Data entries:
BEGIN

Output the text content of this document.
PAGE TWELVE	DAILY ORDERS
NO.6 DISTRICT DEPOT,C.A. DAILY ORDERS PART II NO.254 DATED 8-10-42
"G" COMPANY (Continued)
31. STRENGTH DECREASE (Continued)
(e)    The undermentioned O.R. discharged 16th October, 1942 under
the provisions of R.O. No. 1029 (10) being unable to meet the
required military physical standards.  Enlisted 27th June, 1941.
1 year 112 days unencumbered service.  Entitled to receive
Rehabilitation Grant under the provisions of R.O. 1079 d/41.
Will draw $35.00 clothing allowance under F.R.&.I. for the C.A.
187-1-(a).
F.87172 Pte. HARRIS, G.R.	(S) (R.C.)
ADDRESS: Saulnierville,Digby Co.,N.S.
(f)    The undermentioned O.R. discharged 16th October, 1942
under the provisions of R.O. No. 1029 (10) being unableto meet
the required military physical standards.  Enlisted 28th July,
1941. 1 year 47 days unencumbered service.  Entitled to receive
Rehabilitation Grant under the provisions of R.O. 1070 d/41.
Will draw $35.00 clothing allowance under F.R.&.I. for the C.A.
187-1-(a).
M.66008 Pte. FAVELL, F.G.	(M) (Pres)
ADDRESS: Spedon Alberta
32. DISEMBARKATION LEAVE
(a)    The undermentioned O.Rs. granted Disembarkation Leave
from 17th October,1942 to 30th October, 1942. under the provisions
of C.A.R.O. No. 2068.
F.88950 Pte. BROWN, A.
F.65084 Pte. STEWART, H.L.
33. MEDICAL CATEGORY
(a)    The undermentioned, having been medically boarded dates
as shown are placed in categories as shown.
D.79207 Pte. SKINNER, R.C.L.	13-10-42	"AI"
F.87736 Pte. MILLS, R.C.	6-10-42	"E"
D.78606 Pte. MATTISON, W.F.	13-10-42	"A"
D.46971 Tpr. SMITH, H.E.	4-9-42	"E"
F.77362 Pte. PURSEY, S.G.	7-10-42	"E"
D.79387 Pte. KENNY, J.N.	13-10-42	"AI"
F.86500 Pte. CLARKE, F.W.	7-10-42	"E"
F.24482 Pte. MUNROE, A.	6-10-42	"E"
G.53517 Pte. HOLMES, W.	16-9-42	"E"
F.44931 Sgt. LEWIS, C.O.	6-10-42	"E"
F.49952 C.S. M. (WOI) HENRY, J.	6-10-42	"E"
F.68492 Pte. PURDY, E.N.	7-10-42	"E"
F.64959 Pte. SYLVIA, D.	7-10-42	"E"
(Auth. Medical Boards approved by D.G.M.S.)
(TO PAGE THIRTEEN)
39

END

Write out all the lines again, exactly as they are.

Output the text content of this document.
PAGE TWELVE	DAILY ORDERS
NO.6 DISTRICT DEPOT,C.A. DAILY ORDERS PART II NO.254 DATED 8-10-42
"G" COMPANY (Continued)
31. STRENGTH DECREASE (Continued)
(e)    The undermentioned O.R. discharged 16th October, 1942 under
the provisions of R.O. No. 1029 (10) being unable to meet the
required military physical standards.  Enlisted 27th June, 1941.
1 year 112 days unencumbered service.  Entitled to receive
Rehabilitation Grant under the provisions of R.O. 1079 d/41.
Will draw $35.00 clothing allowance under F.R.&.I. for the C.A.
187-1-(a).
F.87172 Pte. HARRIS, G.R.	(S) (R.C.)
ADDRESS: Saulnierville,Digby Co.,N.S.
(f)    The undermentioned O.R. discharged 16th October, 1942
under the provisions of R.O. No. 1029 (10) being unableto meet
the required military physical standards.  Enlisted 28th July,
1941. 1 year 47 days unencumbered service.  Entitled to receive
Rehabilitation Grant under the provisions of R.O. 1070 d/41.
Will draw $35.00 clothing allowance under F.R.&.I. for the C.A.
187-1-(a).
M.66008 Pte. FAVELL, F.G.	(M) (Pres)
ADDRESS: Spedon Alberta
32. DISEMBARKATION LEAVE
(a)    The undermentioned O.Rs. granted Disembarkation Leave
from 17th October,1942 to 30th October, 1942. under the provisions
of C.A.R.O. No. 2068.
F.88950 Pte. BROWN, A.
F.65084 Pte. STEWART, H.L.
33. MEDICAL CATEGORY
(a)    The undermentioned, having been medically boarded dates
as shown are placed in categories as shown.
D.79207 Pte. SKINNER, R.C.L.	13-10-42	"AI"
F.87736 Pte. MILLS, R.C.	6-10-42	"E"
D.78606 Pte. MATTISON, W.F.	13-10-42	"A"
D.46971 Tpr. SMITH, H.E.	4-9-42	"E"
F.77362 Pte. PURSEY, S.G.	7-10-42	"E"
D.79387 Pte. KENNY, J.N.	13-10-42	"AI"
F.86500 Pte. CLARKE, F.W.	7-10-42	"E"
F.24482 Pte. MUNROE, A.	6-10-42	"E"
G.53517 Pte. HOLMES, W.	16-9-42	"E"
F.44931 Sgt. LEWIS, C.O.	6-10-42	"E"
F.49952 C.S. M. (WOI) HENRY, J.	6-10-42	"E"
F.68492 Pte. PURDY, E.N.	7-10-42	"E"
F.64959 Pte. SYLVIA, D.	7-10-42	"E"
(Auth. Medical Boards approved by D.G.M.S.)
(TO PAGE THIRTEEN)
39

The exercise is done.